## WRITTEN PROBLEM
Extract the full set of records that follows, word for word.

## INFORMATION PROVIDED
•••••
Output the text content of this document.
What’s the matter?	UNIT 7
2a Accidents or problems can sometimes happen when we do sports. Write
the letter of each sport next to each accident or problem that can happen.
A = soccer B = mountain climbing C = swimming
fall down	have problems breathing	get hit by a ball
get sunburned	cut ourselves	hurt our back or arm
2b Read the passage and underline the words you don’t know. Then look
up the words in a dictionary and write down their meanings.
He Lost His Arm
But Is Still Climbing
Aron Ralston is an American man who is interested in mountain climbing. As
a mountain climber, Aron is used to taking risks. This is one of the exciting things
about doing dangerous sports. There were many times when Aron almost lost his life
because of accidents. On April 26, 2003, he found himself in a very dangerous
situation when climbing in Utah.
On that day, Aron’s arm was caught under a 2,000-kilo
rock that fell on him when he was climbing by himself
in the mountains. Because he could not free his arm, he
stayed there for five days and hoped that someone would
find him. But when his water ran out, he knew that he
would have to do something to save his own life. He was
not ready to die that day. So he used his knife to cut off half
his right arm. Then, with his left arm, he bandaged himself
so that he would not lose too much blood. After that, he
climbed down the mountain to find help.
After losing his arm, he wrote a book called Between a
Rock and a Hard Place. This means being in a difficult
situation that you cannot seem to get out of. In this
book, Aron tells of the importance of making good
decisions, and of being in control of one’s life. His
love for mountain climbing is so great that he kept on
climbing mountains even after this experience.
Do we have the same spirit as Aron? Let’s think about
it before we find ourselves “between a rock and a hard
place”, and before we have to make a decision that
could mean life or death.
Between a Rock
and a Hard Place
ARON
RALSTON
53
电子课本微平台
•••••
## EXERCISE RESULT
Output the text content of this document.
What’s the matter?	UNIT 7
2a Accidents or problems can sometimes happen when we do sports. Write
the letter of each sport next to each accident or problem that can happen.
A = soccer B = mountain climbing C = swimming
fall down	have problems breathing	get hit by a ball
get sunburned	cut ourselves	hurt our back or arm
2b Read the passage and underline the words you don’t know. Then look
up the words in a dictionary and write down their meanings.
He Lost His Arm
But Is Still Climbing
Aron Ralston is an American man who is interested in mountain climbing. As
a mountain climber, Aron is used to taking risks. This is one of the exciting things
about doing dangerous sports. There were many times when Aron almost lost his life
because of accidents. On April 26, 2003, he found himself in a very dangerous
situation when climbing in Utah.
On that day, Aron’s arm was caught under a 2,000-kilo
rock that fell on him when he was climbing by himself
in the mountains. Because he could not free his arm, he
stayed there for five days and hoped that someone would
find him. But when his water ran out, he knew that he
would have to do something to save his own life. He was
not ready to die that day. So he used his knife to cut off half
his right arm. Then, with his left arm, he bandaged himself
so that he would not lose too much blood. After that, he
climbed down the mountain to find help.
After losing his arm, he wrote a book called Between a
Rock and a Hard Place. This means being in a difficult
situation that you cannot seem to get out of. In this
book, Aron tells of the importance of making good
decisions, and of being in control of one’s life. His
love for mountain climbing is so great that he kept on
climbing mountains even after this experience.
Do we have the same spirit as Aron? Let’s think about
it before we find ourselves “between a rock and a hard
place”, and before we have to make a decision that
could mean life or death.
Between a Rock
and a Hard Place
ARON
RALSTON
53
电子课本微平台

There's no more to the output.